Source data:
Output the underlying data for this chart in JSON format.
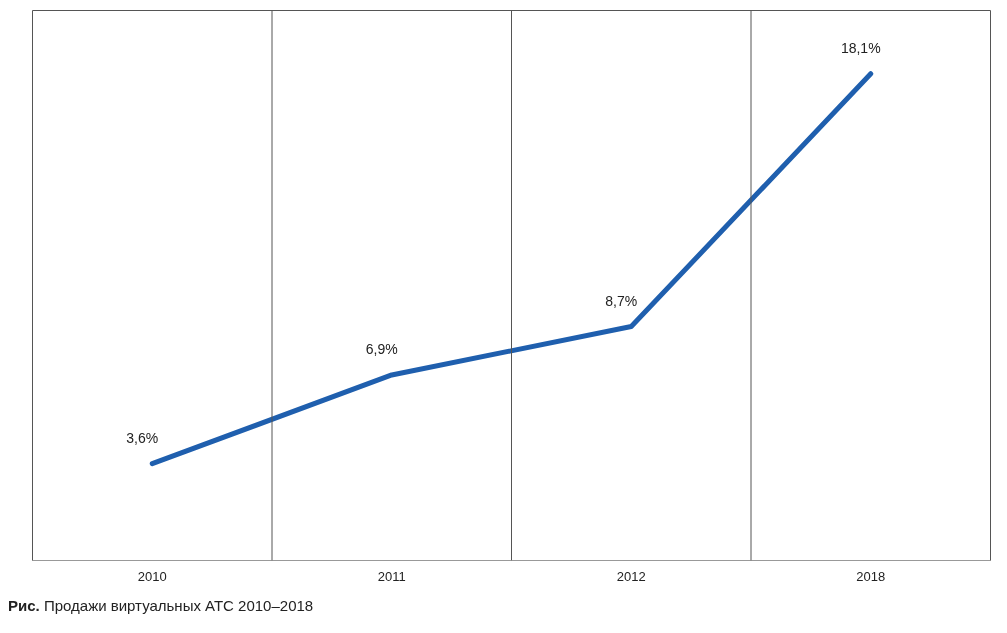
{
  "chart_data": {
    "type": "line",
    "categories": [
      "2010",
      "2011",
      "2012",
      "2018"
    ],
    "series": [
      {
        "color": "#1f5fae",
        "values": [
          3.6,
          6.9,
          8.7,
          18.1
        ],
        "value_labels": [
          "3,6%",
          "6,9%",
          "8,7%",
          "18,1%"
        ]
      }
    ],
    "grid": "x",
    "marker": "none",
    "line_style": "solid",
    "annotations": [
      "Рис. Продажи виртуальных АТС 2010–2018"
    ]
  }
}
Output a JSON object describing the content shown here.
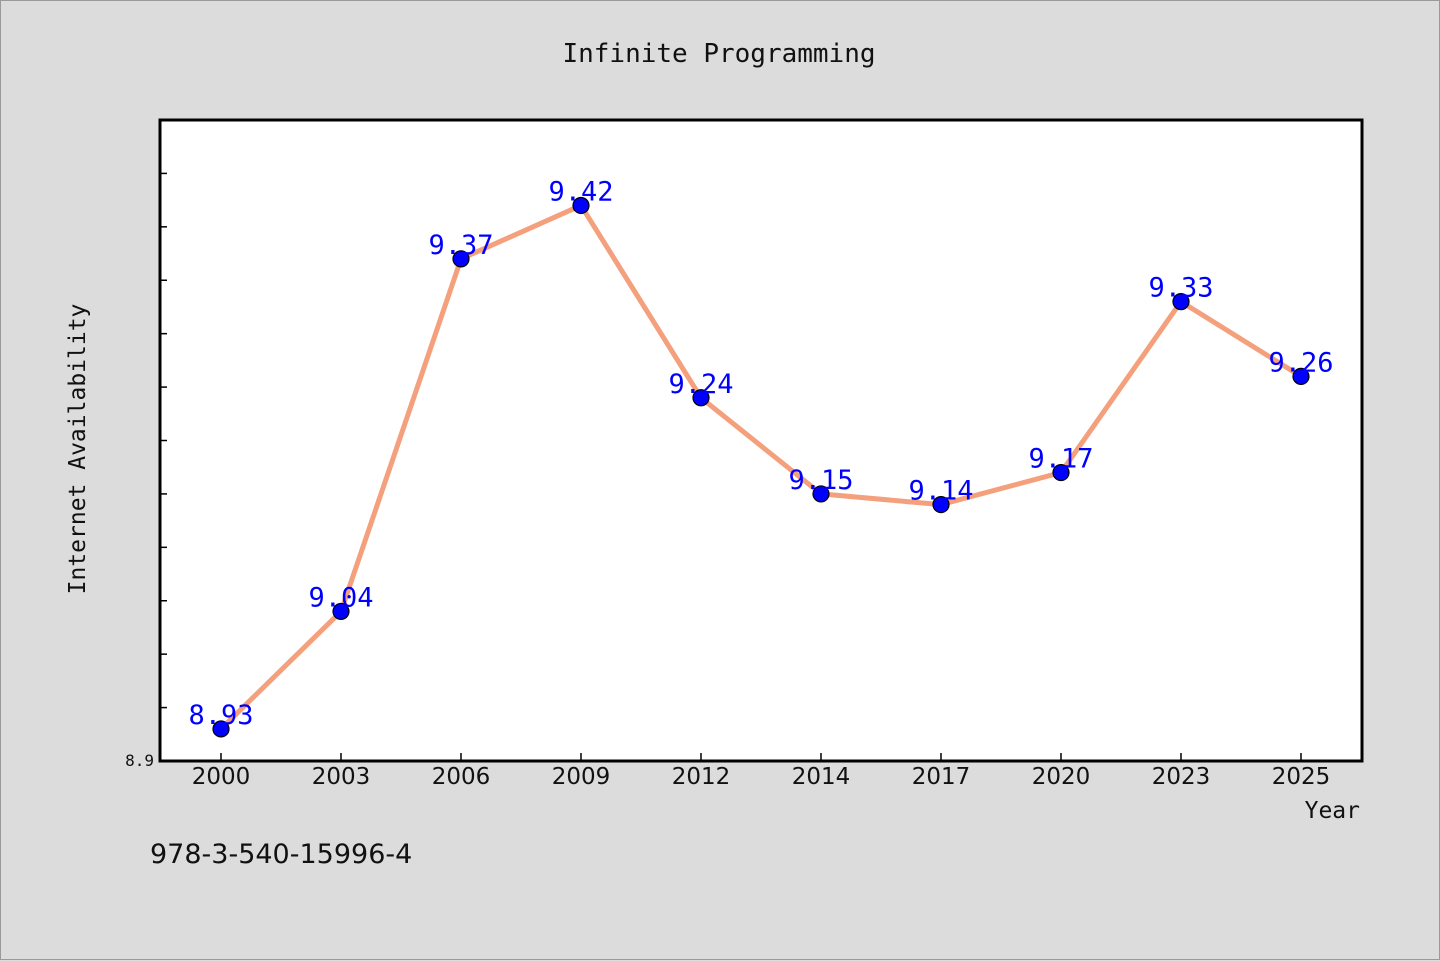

* **Aim**: The records above must be echoed exactly, minus their pictures.

* **In response**:
Output the underlying data for this chart in JSON format.
{
  "chart_data": {
    "type": "line",
    "categories": [
      "2010",
      "2011",
      "2012",
      "2018"
    ],
    "series": [
      {
        "color": "#1f5fae",
        "values": [
          3.6,
          6.9,
          8.7,
          18.1
        ],
        "value_labels": [
          "3,6%",
          "6,9%",
          "8,7%",
          "18,1%"
        ]
      }
    ],
    "grid": "x",
    "marker": "none",
    "line_style": "solid",
    "annotations": [
      "Рис. Продажи виртуальных АТС 2010–2018"
    ]
  }
}
Output a JSON object describing the content shown here.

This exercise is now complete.